Direction:
Could you rewrite the rows below, swapping each "affiliation-mark" for "affiliation-symbol" and leaving every other part untouched?

Box annotation data:
____________________

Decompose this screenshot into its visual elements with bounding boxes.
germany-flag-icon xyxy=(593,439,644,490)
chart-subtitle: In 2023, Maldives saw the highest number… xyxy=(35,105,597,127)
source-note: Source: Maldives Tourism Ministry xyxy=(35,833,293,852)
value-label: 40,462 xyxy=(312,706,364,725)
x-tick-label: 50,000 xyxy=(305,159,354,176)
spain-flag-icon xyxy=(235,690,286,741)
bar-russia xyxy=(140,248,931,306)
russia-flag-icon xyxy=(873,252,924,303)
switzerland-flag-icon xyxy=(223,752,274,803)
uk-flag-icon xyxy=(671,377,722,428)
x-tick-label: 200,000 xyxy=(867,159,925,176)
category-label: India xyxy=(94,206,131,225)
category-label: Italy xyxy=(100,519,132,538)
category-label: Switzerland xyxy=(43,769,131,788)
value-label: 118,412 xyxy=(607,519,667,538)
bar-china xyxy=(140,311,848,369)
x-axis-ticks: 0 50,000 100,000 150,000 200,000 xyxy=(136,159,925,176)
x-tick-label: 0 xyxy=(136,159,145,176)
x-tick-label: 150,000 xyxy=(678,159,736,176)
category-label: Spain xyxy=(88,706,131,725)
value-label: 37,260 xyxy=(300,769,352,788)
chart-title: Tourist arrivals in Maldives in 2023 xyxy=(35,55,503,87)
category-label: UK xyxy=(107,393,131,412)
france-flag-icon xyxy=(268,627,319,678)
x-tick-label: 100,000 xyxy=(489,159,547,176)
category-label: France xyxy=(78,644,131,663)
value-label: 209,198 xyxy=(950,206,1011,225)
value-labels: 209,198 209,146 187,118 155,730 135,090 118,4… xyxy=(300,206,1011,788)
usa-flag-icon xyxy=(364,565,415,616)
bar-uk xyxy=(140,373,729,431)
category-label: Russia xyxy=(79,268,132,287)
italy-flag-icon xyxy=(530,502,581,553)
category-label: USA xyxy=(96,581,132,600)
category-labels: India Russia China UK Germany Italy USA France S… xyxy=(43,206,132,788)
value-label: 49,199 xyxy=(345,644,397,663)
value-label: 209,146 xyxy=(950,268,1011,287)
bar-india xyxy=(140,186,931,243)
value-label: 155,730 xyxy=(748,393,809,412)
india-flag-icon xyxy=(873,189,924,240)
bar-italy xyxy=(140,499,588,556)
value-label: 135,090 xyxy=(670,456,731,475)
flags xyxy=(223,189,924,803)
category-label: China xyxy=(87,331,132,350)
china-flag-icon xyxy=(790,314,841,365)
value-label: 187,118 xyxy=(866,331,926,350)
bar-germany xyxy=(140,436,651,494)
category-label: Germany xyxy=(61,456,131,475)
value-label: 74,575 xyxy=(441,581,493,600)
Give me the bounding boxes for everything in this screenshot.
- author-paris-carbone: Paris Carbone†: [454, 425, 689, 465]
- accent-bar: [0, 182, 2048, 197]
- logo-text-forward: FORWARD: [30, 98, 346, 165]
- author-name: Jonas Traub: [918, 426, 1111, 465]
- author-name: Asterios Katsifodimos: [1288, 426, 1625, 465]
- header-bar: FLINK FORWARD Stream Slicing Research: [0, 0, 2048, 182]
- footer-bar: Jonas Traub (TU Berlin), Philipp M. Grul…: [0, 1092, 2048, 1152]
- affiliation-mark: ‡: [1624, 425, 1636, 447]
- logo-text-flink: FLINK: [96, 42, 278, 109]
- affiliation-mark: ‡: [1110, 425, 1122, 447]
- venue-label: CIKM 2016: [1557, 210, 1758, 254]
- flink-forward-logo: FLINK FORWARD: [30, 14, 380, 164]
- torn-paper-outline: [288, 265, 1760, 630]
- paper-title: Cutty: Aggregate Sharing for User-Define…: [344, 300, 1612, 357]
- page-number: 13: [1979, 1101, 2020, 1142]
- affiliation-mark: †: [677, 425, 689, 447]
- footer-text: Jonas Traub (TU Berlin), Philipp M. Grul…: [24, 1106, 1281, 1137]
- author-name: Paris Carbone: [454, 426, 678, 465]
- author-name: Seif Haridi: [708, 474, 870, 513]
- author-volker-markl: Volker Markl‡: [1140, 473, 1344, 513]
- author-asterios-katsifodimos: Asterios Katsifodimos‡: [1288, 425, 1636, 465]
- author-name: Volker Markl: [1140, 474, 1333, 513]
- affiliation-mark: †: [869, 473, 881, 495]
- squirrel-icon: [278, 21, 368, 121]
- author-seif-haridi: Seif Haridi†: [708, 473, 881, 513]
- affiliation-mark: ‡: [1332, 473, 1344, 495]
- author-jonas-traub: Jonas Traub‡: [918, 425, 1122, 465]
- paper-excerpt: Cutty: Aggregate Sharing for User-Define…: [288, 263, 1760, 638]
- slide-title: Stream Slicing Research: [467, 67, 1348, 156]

____________________

Final result:
Decompose this screenshot into its visual elements with bounding boxes.
germany-flag-icon xyxy=(593,439,644,490)
chart-subtitle: In 2023, Maldives saw the highest number… xyxy=(35,105,597,127)
source-note: Source: Maldives Tourism Ministry xyxy=(35,833,293,852)
value-label: 40,462 xyxy=(312,706,364,725)
x-tick-label: 50,000 xyxy=(305,159,354,176)
spain-flag-icon xyxy=(235,690,286,741)
bar-russia xyxy=(140,248,931,306)
russia-flag-icon xyxy=(873,252,924,303)
switzerland-flag-icon xyxy=(223,752,274,803)
uk-flag-icon xyxy=(671,377,722,428)
x-tick-label: 200,000 xyxy=(867,159,925,176)
category-label: India xyxy=(94,206,131,225)
category-label: Italy xyxy=(100,519,132,538)
category-label: Switzerland xyxy=(43,769,131,788)
value-label: 118,412 xyxy=(607,519,667,538)
bar-china xyxy=(140,311,848,369)
x-axis-ticks: 0 50,000 100,000 150,000 200,000 xyxy=(136,159,925,176)
x-tick-label: 0 xyxy=(136,159,145,176)
x-tick-label: 150,000 xyxy=(678,159,736,176)
category-label: Spain xyxy=(88,706,131,725)
value-label: 37,260 xyxy=(300,769,352,788)
chart-title: Tourist arrivals in Maldives in 2023 xyxy=(35,55,503,87)
category-label: UK xyxy=(107,393,131,412)
france-flag-icon xyxy=(268,627,319,678)
x-tick-label: 100,000 xyxy=(489,159,547,176)
category-label: France xyxy=(78,644,131,663)
value-label: 209,198 xyxy=(950,206,1011,225)
value-labels: 209,198 209,146 187,118 155,730 135,090 118,4… xyxy=(300,206,1011,788)
usa-flag-icon xyxy=(364,565,415,616)
bar-uk xyxy=(140,373,729,431)
category-label: Russia xyxy=(79,268,132,287)
italy-flag-icon xyxy=(530,502,581,553)
category-label: USA xyxy=(96,581,132,600)
category-labels: India Russia China UK Germany Italy USA France S… xyxy=(43,206,132,788)
value-label: 49,199 xyxy=(345,644,397,663)
value-label: 209,146 xyxy=(950,268,1011,287)
bar-india xyxy=(140,186,931,243)
value-label: 155,730 xyxy=(748,393,809,412)
india-flag-icon xyxy=(873,189,924,240)
bar-italy xyxy=(140,499,588,556)
value-label: 135,090 xyxy=(670,456,731,475)
flags xyxy=(223,189,924,803)
category-label: China xyxy=(87,331,132,350)
china-flag-icon xyxy=(790,314,841,365)
value-label: 187,118 xyxy=(866,331,926,350)
bar-germany xyxy=(140,436,651,494)
category-label: Germany xyxy=(61,456,131,475)
value-label: 74,575 xyxy=(441,581,493,600)
Give me the bounding boxes for everything in this screenshot.
- author-paris-carbone: Paris Carbone†: [454, 425, 689, 465]
- accent-bar: [0, 182, 2048, 197]
- logo-text-forward: FORWARD: [30, 98, 346, 165]
- author-name: Jonas Traub: [918, 426, 1111, 465]
- author-name: Asterios Katsifodimos: [1288, 426, 1625, 465]
- header-bar: FLINK FORWARD Stream Slicing Research: [0, 0, 2048, 182]
- footer-bar: Jonas Traub (TU Berlin), Philipp M. Grul…: [0, 1092, 2048, 1152]
- affiliation-symbol: ‡: [1624, 425, 1636, 447]
- logo-text-flink: FLINK: [96, 42, 278, 109]
- affiliation-symbol: ‡: [1110, 425, 1122, 447]
- venue-label: CIKM 2016: [1557, 210, 1758, 254]
- flink-forward-logo: FLINK FORWARD: [30, 14, 380, 164]
- torn-paper-outline: [288, 265, 1760, 630]
- paper-title: Cutty: Aggregate Sharing for User-Define…: [344, 300, 1612, 357]
- page-number: 13: [1979, 1101, 2020, 1142]
- affiliation-symbol: †: [677, 425, 689, 447]
- footer-text: Jonas Traub (TU Berlin), Philipp M. Grul…: [24, 1106, 1281, 1137]
- author-name: Paris Carbone: [454, 426, 678, 465]
- author-name: Seif Haridi: [708, 474, 870, 513]
- author-volker-markl: Volker Markl‡: [1140, 473, 1344, 513]
- author-asterios-katsifodimos: Asterios Katsifodimos‡: [1288, 425, 1636, 465]
- author-name: Volker Markl: [1140, 474, 1333, 513]
- affiliation-symbol: †: [869, 473, 881, 495]
- squirrel-icon: [278, 21, 368, 121]
- author-seif-haridi: Seif Haridi†: [708, 473, 881, 513]
- affiliation-symbol: ‡: [1332, 473, 1344, 495]
- author-jonas-traub: Jonas Traub‡: [918, 425, 1122, 465]
- paper-excerpt: Cutty: Aggregate Sharing for User-Define…: [288, 263, 1760, 638]
- slide-title: Stream Slicing Research: [467, 67, 1348, 156]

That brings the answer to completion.